(Extracted data entries)
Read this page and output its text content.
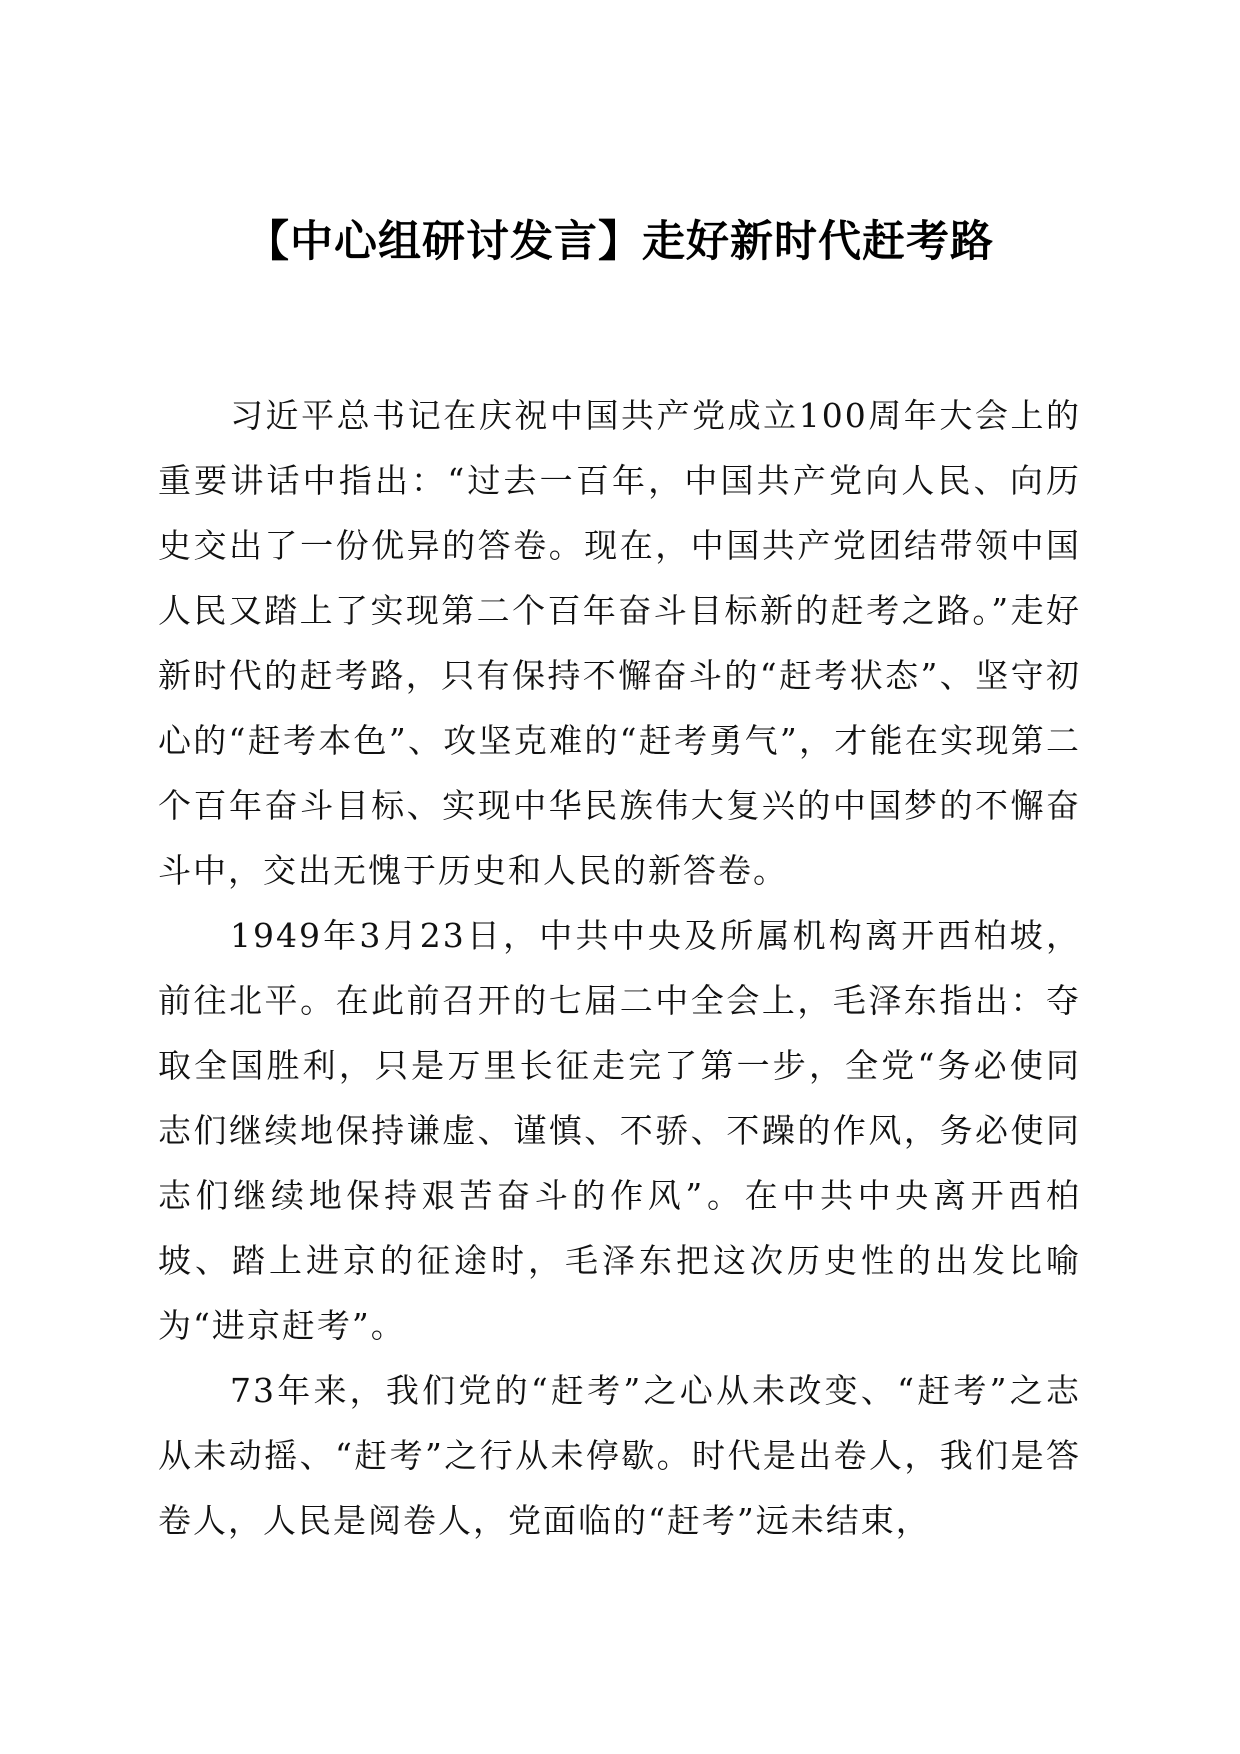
【中心组研讨发言】走好新时代赶考路

习近平总书记在庆祝中国共产党成立100周年大会上的重要讲话中指出：“过去一百年，中国共产党向人民、向历史交出了一份优异的答卷。现在，中国共产党团结带领中国人民又踏上了实现第二个百年奋斗目标新的赶考之路。”走好新时代的赶考路，只有保持不懈奋斗的“赶考状态”、坚守初心的“赶考本色”、攻坚克难的“赶考勇气”，才能在实现第二个百年奋斗目标、实现中华民族伟大复兴的中国梦的不懈奋斗中，交出无愧于历史和人民的新答卷。

1949年3月23日，中共中央及所属机构离开西柏坡，前往北平。在此前召开的七届二中全会上，毛泽东指出：夺取全国胜利，只是万里长征走完了第一步，全党“务必使同志们继续地保持谦虚、谨慎、不骄、不躁的作风，务必使同志们继续地保持艰苦奋斗的作风”。在中共中央离开西柏坡、踏上进京的征途时，毛泽东把这次历史性的出发比喻为“进京赶考”。

73年来，我们党的“赶考”之心从未改变、“赶考”之志从未动摇、“赶考”之行从未停歇。时代是出卷人，我们是答卷人，人民是阅卷人，党面临的“赶考”远未结束，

## Work to do
Reproduce every entry word for word, but omit the pictures.

## Reply
Read this page and output its text content.
【中心组研讨发言】走好新时代赶考路

习近平总书记在庆祝中国共产党成立100周年大会上的重要讲话中指出：“过去一百年，中国共产党向人民、向历史交出了一份优异的答卷。现在，中国共产党团结带领中国人民又踏上了实现第二个百年奋斗目标新的赶考之路。”走好新时代的赶考路，只有保持不懈奋斗的“赶考状态”、坚守初心的“赶考本色”、攻坚克难的“赶考勇气”，才能在实现第二个百年奋斗目标、实现中华民族伟大复兴的中国梦的不懈奋斗中，交出无愧于历史和人民的新答卷。

1949年3月23日，中共中央及所属机构离开西柏坡，前往北平。在此前召开的七届二中全会上，毛泽东指出：夺取全国胜利，只是万里长征走完了第一步，全党“务必使同志们继续地保持谦虚、谨慎、不骄、不躁的作风，务必使同志们继续地保持艰苦奋斗的作风”。在中共中央离开西柏坡、踏上进京的征途时，毛泽东把这次历史性的出发比喻为“进京赶考”。

73年来，我们党的“赶考”之心从未改变、“赶考”之志从未动摇、“赶考”之行从未停歇。时代是出卷人，我们是答卷人，人民是阅卷人，党面临的“赶考”远未结束，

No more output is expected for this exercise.